Work to do: Copy every record below exactly.

* start *

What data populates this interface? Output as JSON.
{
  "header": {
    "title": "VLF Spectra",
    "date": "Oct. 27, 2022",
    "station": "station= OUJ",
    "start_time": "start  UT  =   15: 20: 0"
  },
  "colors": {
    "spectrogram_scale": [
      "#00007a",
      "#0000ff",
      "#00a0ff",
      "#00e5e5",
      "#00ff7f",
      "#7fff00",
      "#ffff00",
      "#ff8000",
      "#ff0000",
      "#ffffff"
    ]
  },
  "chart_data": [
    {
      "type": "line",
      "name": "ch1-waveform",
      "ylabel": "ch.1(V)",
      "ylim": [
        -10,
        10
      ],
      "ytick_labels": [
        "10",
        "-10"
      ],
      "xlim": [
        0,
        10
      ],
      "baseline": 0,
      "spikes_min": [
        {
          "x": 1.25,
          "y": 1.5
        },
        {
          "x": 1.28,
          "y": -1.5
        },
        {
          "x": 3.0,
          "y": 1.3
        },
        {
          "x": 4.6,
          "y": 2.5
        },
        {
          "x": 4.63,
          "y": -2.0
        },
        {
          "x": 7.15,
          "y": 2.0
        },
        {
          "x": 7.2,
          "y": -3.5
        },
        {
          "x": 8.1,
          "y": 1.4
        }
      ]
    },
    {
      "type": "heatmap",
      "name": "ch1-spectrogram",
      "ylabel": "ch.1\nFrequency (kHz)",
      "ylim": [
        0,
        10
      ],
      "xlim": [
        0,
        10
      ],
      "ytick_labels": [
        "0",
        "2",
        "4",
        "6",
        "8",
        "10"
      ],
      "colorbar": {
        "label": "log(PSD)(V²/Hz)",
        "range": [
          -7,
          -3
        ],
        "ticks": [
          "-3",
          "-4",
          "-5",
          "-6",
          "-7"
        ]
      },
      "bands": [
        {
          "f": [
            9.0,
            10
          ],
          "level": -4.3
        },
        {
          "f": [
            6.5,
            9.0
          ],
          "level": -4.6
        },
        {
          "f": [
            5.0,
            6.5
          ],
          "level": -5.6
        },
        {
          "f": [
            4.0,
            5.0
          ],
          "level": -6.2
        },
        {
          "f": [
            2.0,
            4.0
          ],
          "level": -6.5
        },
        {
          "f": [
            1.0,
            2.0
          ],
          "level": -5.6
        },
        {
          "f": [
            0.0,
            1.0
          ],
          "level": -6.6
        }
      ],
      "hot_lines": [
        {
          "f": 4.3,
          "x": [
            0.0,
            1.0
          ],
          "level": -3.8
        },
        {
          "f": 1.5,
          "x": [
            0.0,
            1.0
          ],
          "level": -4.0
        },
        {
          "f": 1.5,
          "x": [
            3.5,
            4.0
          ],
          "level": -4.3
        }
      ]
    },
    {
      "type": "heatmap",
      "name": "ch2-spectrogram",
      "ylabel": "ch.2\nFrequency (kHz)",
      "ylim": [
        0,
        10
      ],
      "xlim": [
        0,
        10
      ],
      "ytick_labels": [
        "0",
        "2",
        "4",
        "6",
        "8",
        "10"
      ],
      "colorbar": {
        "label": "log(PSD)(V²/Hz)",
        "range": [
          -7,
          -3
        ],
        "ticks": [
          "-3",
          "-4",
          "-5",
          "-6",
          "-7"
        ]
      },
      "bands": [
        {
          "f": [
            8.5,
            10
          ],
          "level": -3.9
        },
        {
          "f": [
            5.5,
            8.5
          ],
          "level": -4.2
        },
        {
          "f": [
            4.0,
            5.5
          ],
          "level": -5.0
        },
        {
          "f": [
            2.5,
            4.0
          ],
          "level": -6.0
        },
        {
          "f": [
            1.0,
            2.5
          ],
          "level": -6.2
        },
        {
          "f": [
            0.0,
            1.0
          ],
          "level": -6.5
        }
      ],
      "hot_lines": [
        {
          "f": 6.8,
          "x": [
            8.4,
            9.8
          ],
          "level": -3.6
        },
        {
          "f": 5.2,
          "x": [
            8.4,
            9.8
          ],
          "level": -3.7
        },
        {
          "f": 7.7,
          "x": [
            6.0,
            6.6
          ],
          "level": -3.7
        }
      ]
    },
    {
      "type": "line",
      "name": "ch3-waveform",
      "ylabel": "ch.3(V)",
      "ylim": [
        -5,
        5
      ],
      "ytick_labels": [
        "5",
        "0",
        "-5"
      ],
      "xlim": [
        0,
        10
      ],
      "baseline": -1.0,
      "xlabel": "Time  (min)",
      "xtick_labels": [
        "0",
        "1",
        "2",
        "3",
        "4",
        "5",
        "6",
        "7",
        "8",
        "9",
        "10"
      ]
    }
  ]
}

* end *

Final result:
What data populates this interface? Output as JSON.
{
  "header": {
    "title": "VLF Spectra",
    "date": "Oct. 27, 2022",
    "station": "station= OUJ",
    "start_time": "start  UT  =   15: 20: 0"
  },
  "colors": {
    "spectrogram_scale": [
      "#00007a",
      "#0000ff",
      "#00a0ff",
      "#00e5e5",
      "#00ff7f",
      "#7fff00",
      "#ffff00",
      "#ff8000",
      "#ff0000",
      "#ffffff"
    ]
  },
  "chart_data": [
    {
      "type": "line",
      "name": "ch1-waveform",
      "ylabel": "ch.1(V)",
      "ylim": [
        -10,
        10
      ],
      "ytick_labels": [
        "10",
        "-10"
      ],
      "xlim": [
        0,
        10
      ],
      "baseline": 0,
      "spikes_min": [
        {
          "x": 1.25,
          "y": 1.5
        },
        {
          "x": 1.28,
          "y": -1.5
        },
        {
          "x": 3.0,
          "y": 1.3
        },
        {
          "x": 4.6,
          "y": 2.5
        },
        {
          "x": 4.63,
          "y": -2.0
        },
        {
          "x": 7.15,
          "y": 2.0
        },
        {
          "x": 7.2,
          "y": -3.5
        },
        {
          "x": 8.1,
          "y": 1.4
        }
      ]
    },
    {
      "type": "heatmap",
      "name": "ch1-spectrogram",
      "ylabel": "ch.1\nFrequency (kHz)",
      "ylim": [
        0,
        10
      ],
      "xlim": [
        0,
        10
      ],
      "ytick_labels": [
        "0",
        "2",
        "4",
        "6",
        "8",
        "10"
      ],
      "colorbar": {
        "label": "log(PSD)(V²/Hz)",
        "range": [
          -7,
          -3
        ],
        "ticks": [
          "-3",
          "-4",
          "-5",
          "-6",
          "-7"
        ]
      },
      "bands": [
        {
          "f": [
            9.0,
            10
          ],
          "level": -4.3
        },
        {
          "f": [
            6.5,
            9.0
          ],
          "level": -4.6
        },
        {
          "f": [
            5.0,
            6.5
          ],
          "level": -5.6
        },
        {
          "f": [
            4.0,
            5.0
          ],
          "level": -6.2
        },
        {
          "f": [
            2.0,
            4.0
          ],
          "level": -6.5
        },
        {
          "f": [
            1.0,
            2.0
          ],
          "level": -5.6
        },
        {
          "f": [
            0.0,
            1.0
          ],
          "level": -6.6
        }
      ],
      "hot_lines": [
        {
          "f": 4.3,
          "x": [
            0.0,
            1.0
          ],
          "level": -3.8
        },
        {
          "f": 1.5,
          "x": [
            0.0,
            1.0
          ],
          "level": -4.0
        },
        {
          "f": 1.5,
          "x": [
            3.5,
            4.0
          ],
          "level": -4.3
        }
      ]
    },
    {
      "type": "heatmap",
      "name": "ch2-spectrogram",
      "ylabel": "ch.2\nFrequency (kHz)",
      "ylim": [
        0,
        10
      ],
      "xlim": [
        0,
        10
      ],
      "ytick_labels": [
        "0",
        "2",
        "4",
        "6",
        "8",
        "10"
      ],
      "colorbar": {
        "label": "log(PSD)(V²/Hz)",
        "range": [
          -7,
          -3
        ],
        "ticks": [
          "-3",
          "-4",
          "-5",
          "-6",
          "-7"
        ]
      },
      "bands": [
        {
          "f": [
            8.5,
            10
          ],
          "level": -3.9
        },
        {
          "f": [
            5.5,
            8.5
          ],
          "level": -4.2
        },
        {
          "f": [
            4.0,
            5.5
          ],
          "level": -5.0
        },
        {
          "f": [
            2.5,
            4.0
          ],
          "level": -6.0
        },
        {
          "f": [
            1.0,
            2.5
          ],
          "level": -6.2
        },
        {
          "f": [
            0.0,
            1.0
          ],
          "level": -6.5
        }
      ],
      "hot_lines": [
        {
          "f": 6.8,
          "x": [
            8.4,
            9.8
          ],
          "level": -3.6
        },
        {
          "f": 5.2,
          "x": [
            8.4,
            9.8
          ],
          "level": -3.7
        },
        {
          "f": 7.7,
          "x": [
            6.0,
            6.6
          ],
          "level": -3.7
        }
      ]
    },
    {
      "type": "line",
      "name": "ch3-waveform",
      "ylabel": "ch.3(V)",
      "ylim": [
        -5,
        5
      ],
      "ytick_labels": [
        "5",
        "0",
        "-5"
      ],
      "xlim": [
        0,
        10
      ],
      "baseline": -1.0,
      "xlabel": "Time  (min)",
      "xtick_labels": [
        "0",
        "1",
        "2",
        "3",
        "4",
        "5",
        "6",
        "7",
        "8",
        "9",
        "10"
      ]
    }
  ]
}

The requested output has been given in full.